■ SUPPLIED INFORMATION:
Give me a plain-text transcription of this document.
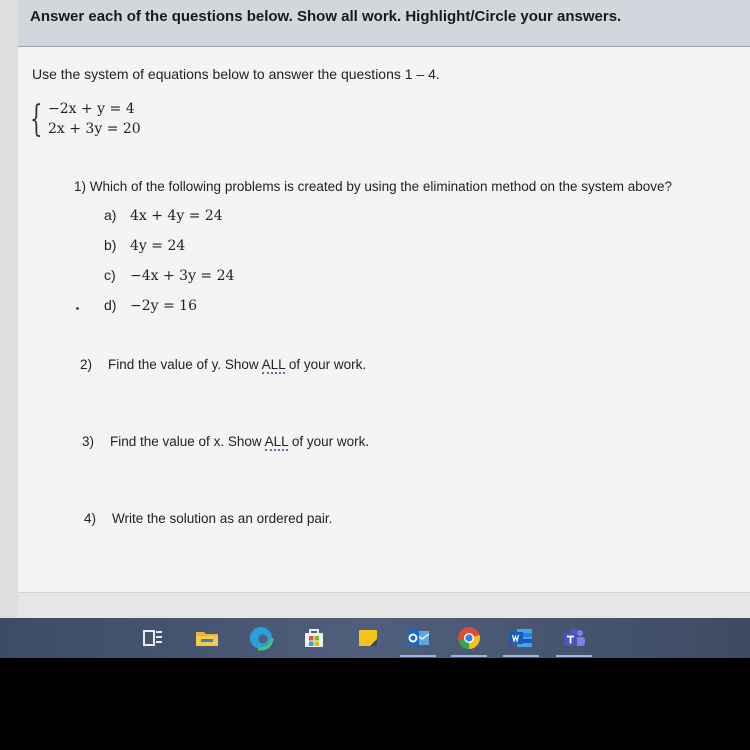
Answer each of the questions below. Show all work. Highlight/Circle your answers.
Use the system of equations below to answer the questions 1 – 4.
{ −2x + y = 4
2x + 3y = 20
1) Which of the following problems is created by using the elimination method on the system above?
a) 4x + 4y = 24
b) 4y = 24
c) −4x + 3y = 24
d) −2y = 16
2) Find the value of y. Show ALL of your work.
3) Find the value of x. Show ALL of your work.
4) Write the solution as an ordered pair.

■ TASK INSTRUCTIONS: Leave out the pictures and copy the rest of the material above exactly.

■ CORRECT ANSWER:
Give me a plain-text transcription of this document.
Answer each of the questions below. Show all work. Highlight/Circle your answers.
Use the system of equations below to answer the questions 1 – 4.
{ −2x + y = 4
2x + 3y = 20
1) Which of the following problems is created by using the elimination method on the system above?
a) 4x + 4y = 24
b) 4y = 24
c) −4x + 3y = 24
d) −2y = 16
2) Find the value of y. Show ALL of your work.
3) Find the value of x. Show ALL of your work.
4) Write the solution as an ordered pair.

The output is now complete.